EXTRACTED TEXT:
•••
They can quote about it, but it doesn't really translate to the screen much beyond the aesthetics of Organized Military vs Rabble. They hit on the American Revolution and Vietnam because those are events that the average audience member has heard of, but they borrow nothing from those wars beyond some vague aesthetics. If they really cared about selling that idea than they probably shouldn't mix it up with all this Nazi imagery if they really wanted you to think of the Empire as the US.... or as Britain. It isn't even kept straight in the same sentence.

Again, these aren't based off the real life examples because he is explicitly mentioning hayseeds in coonskin hats when the most victorious battles of the Americans in the Revolution was when they... dressed in blue uniforms and had cannons and fought in lines. Yes, the propaganda likes to go on about individualist guerillas but the war was won by a conventional army fighting in conventional ways. You could say the same thing about Vietnam - it was incredibly rare that a bunch of guerillas would just clown on a gigantic American force - generally the Americans would win engagements with ease with their high tech weapons, they were just unable to motivate enough locals to support the Saigon gov't. North Vietnam won with a traditional tank offensive into the South using superior strength and numbers. Star Wars and Aliens borrow a popular aesthetic that existed in war movies but on nothing more than a surface level.
•••
DATA ROWS:

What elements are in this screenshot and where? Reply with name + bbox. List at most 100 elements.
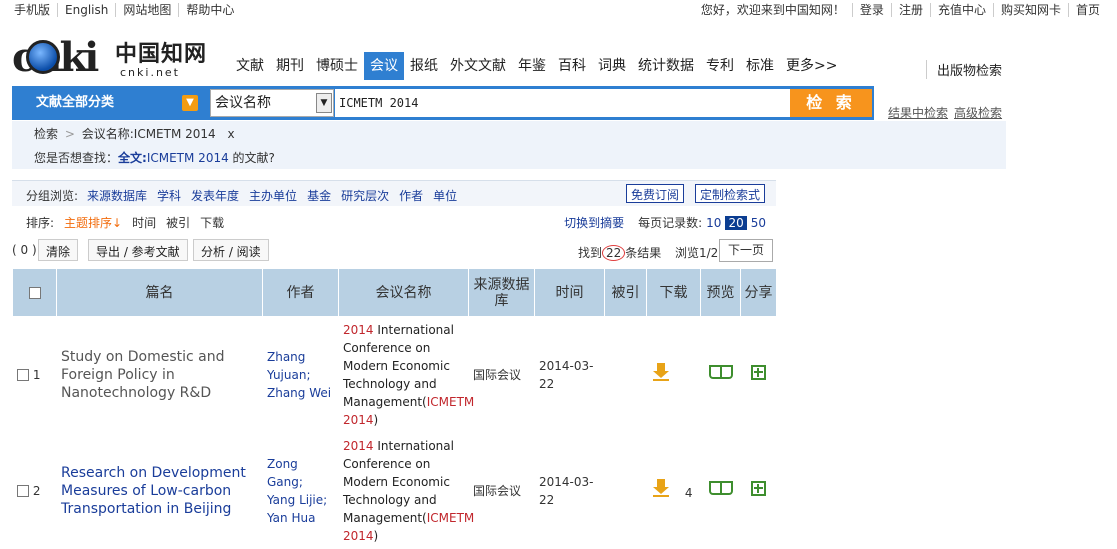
search-button[interactable]: 检 索	[790, 89, 872, 117]
sort-label: 排序:	[26, 216, 55, 230]
breadcrumb-root[interactable]: 检索	[34, 127, 58, 141]
suggestion-link[interactable]: ICMETM 2014	[147, 151, 229, 165]
nav-item-theses[interactable]: 博硕士	[310, 52, 364, 80]
mobile-link[interactable]: 手机版	[14, 3, 59, 17]
row-title-link[interactable]: Study on Domestic and Foreign Policy in …	[61, 349, 225, 401]
field-select[interactable]: 会议名称 ▼	[210, 89, 334, 117]
nav-item-journals[interactable]: 期刊	[270, 52, 310, 80]
english-link[interactable]: English	[58, 3, 117, 17]
table-header: 篇名 作者 会议名称 来源数据库 时间 被引 下载 预览 分享	[12, 268, 777, 317]
row-date: 2014-03-22	[539, 474, 594, 507]
cnki-logo[interactable]: cnki 中国知网 cnki.net	[12, 32, 212, 82]
nav-item-yearbooks[interactable]: 年鉴	[512, 52, 552, 80]
suggestion-prefix: 您是否想查找：	[34, 151, 119, 165]
group-item-fund[interactable]: 基金	[307, 187, 331, 204]
custom-search-button[interactable]: 定制检索式	[695, 184, 766, 203]
nav-item-standards[interactable]: 标准	[740, 52, 780, 80]
sort-cited[interactable]: 被引	[166, 214, 190, 231]
row-authors[interactable]: Zong Gang; Yang Lijie; Yan Hua	[267, 457, 327, 525]
login-link[interactable]: 登录	[853, 3, 892, 17]
nav-item-statistics[interactable]: 统计数据	[632, 52, 700, 80]
row-cited-cell	[604, 432, 647, 549]
select-all-cell	[12, 268, 57, 317]
per-page-50[interactable]: 50	[751, 216, 766, 230]
register-link[interactable]: 注册	[892, 3, 931, 17]
next-page-button[interactable]: 下一页	[719, 239, 773, 262]
share-plus-icon[interactable]	[751, 364, 766, 380]
row-title-link[interactable]: Research on Development Measures of Low-…	[61, 465, 246, 517]
group-item-sponsor[interactable]: 主办单位	[249, 187, 297, 204]
group-item-year[interactable]: 发表年度	[191, 187, 239, 204]
publication-search-link[interactable]: 出版物检索	[926, 60, 1002, 79]
header-source[interactable]: 来源数据库	[468, 268, 535, 317]
row-checkbox[interactable]	[17, 369, 29, 381]
nav-item-literature[interactable]: 文献	[230, 52, 270, 80]
category-selector[interactable]: 文献全部分类 ▼	[12, 86, 208, 120]
header-time[interactable]: 时间	[534, 268, 605, 317]
group-item-unit[interactable]: 单位	[433, 187, 457, 204]
home-link[interactable]: 首页	[1069, 3, 1107, 17]
row-source-cell: 国际会议	[468, 432, 535, 549]
header-cited[interactable]: 被引	[604, 268, 647, 317]
nav-item-dictionary[interactable]: 词典	[592, 52, 632, 80]
header-conference[interactable]: 会议名称	[338, 268, 469, 317]
row-author-cell: Zhang Yujuan; Zhang Wei	[262, 316, 339, 433]
advanced-search-link[interactable]: 高级检索	[954, 106, 1002, 120]
nav-item-more[interactable]: 更多>>	[780, 52, 843, 80]
select-all-checkbox[interactable]	[28, 286, 41, 299]
search-input[interactable]: ICMETM 2014	[335, 89, 790, 117]
category-label: 文献全部分类	[36, 95, 115, 110]
download-icon[interactable]	[653, 363, 669, 381]
nav-item-conference[interactable]: 会议	[364, 52, 404, 80]
header-downloads[interactable]: 下载	[646, 268, 701, 317]
preview-book-icon[interactable]	[708, 481, 733, 495]
row-conference[interactable]: 2014 International Conference on Modern …	[343, 323, 474, 427]
sort-relevance[interactable]: 主题排序↓	[64, 214, 122, 231]
header-author[interactable]: 作者	[262, 268, 339, 317]
found-prefix: 找到	[578, 246, 603, 260]
search-in-results-link[interactable]: 结果中检索	[888, 106, 948, 120]
switch-abstract-link[interactable]: 切换到摘要	[564, 214, 624, 231]
group-item-source[interactable]: 来源数据库	[87, 187, 147, 204]
row-source: 国际会议	[473, 483, 522, 498]
sort-time[interactable]: 时间	[132, 214, 156, 231]
row-title-cell: Study on Domestic and Foreign Policy in …	[56, 316, 263, 433]
row-conference[interactable]: 2014 International Conference on Modern …	[343, 439, 474, 543]
per-page-20[interactable]: 20	[725, 215, 747, 230]
preview-book-icon[interactable]	[708, 365, 733, 379]
export-button[interactable]: 导出 / 参考文献	[88, 239, 188, 261]
per-page-10[interactable]: 10	[706, 216, 721, 230]
nav-item-newspapers[interactable]: 报纸	[404, 52, 444, 80]
close-icon[interactable]: x	[228, 127, 235, 141]
recharge-link[interactable]: 充值中心	[931, 3, 994, 17]
nav-item-foreign[interactable]: 外文文献	[444, 52, 512, 80]
help-link[interactable]: 帮助中心	[179, 3, 241, 17]
welcome-text: 您好，欢迎来到中国知网！	[694, 3, 853, 17]
row-authors[interactable]: Zhang Yujuan; Zhang Wei	[267, 350, 331, 400]
group-item-author[interactable]: 作者	[399, 187, 423, 204]
clear-button[interactable]: 清除	[38, 239, 79, 261]
row-checkbox[interactable]	[17, 485, 29, 497]
row-number: 1	[32, 367, 41, 382]
sitemap-link[interactable]: 网站地图	[116, 3, 180, 17]
group-item-subject[interactable]: 学科	[157, 187, 181, 204]
analyze-button[interactable]: 分析 / 阅读	[193, 239, 269, 261]
sort-downloads[interactable]: 下载	[200, 214, 224, 231]
top-bar: 手机版 English 网站地图 帮助中心 您好，欢迎来到中国知网！ 登录 注册…	[0, 0, 1117, 22]
header-title[interactable]: 篇名	[56, 268, 263, 317]
share-plus-icon[interactable]	[751, 480, 766, 496]
suggestion: 您是否想查找：全文:ICMETM 2014 的文献?	[34, 149, 275, 166]
free-subscribe-button[interactable]: 免费订阅	[626, 184, 685, 203]
nav-item-patents[interactable]: 专利	[700, 52, 740, 80]
buy-card-link[interactable]: 购买知网卡	[994, 3, 1069, 17]
nav-item-encyclopedia[interactable]: 百科	[552, 52, 592, 80]
row-share-cell	[740, 432, 777, 549]
table-row: 2 Research on Development Measures of Lo…	[12, 432, 777, 549]
row-date-cell: 2014-03-22	[534, 316, 605, 433]
row-download-cell	[646, 316, 701, 433]
page-indicator: 浏览1/2	[675, 246, 719, 260]
main-nav: 文献 期刊 博硕士 会议 报纸 外文文献 年鉴 百科 词典 统计数据 专利 标准…	[230, 52, 843, 80]
conf-end: )	[373, 528, 379, 543]
group-item-level[interactable]: 研究层次	[341, 187, 389, 204]
download-icon[interactable]	[653, 479, 669, 497]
•••
WHAT IS BEING ASKED: Write out the full passage above about how Star Wars and Aliens borrow war-movie aesthetics, word for word.

TASK OUTPUT:
They can quote about it, but it doesn't really translate to the screen much beyond the aesthetics of Organized Military vs Rabble. They hit on the American Revolution and Vietnam because those are events that the average audience member has heard of, but they borrow nothing from those wars beyond some vague aesthetics. If they really cared about selling that idea than they probably shouldn't mix it up with all this Nazi imagery if they really wanted you to think of the Empire as the US.... or as Britain. It isn't even kept straight in the same sentence.

Again, these aren't based off the real life examples because he is explicitly mentioning hayseeds in coonskin hats when the most victorious battles of the Americans in the Revolution was when they... dressed in blue uniforms and had cannons and fought in lines. Yes, the propaganda likes to go on about individualist guerillas but the war was won by a conventional army fighting in conventional ways. You could say the same thing about Vietnam - it was incredibly rare that a bunch of guerillas would just clown on a gigantic American force - generally the Americans would win engagements with ease with their high tech weapons, they were just unable to motivate enough locals to support the Saigon gov't. North Vietnam won with a traditional tank offensive into the South using superior strength and numbers. Star Wars and Aliens borrow a popular aesthetic that existed in war movies but on nothing more than a surface level.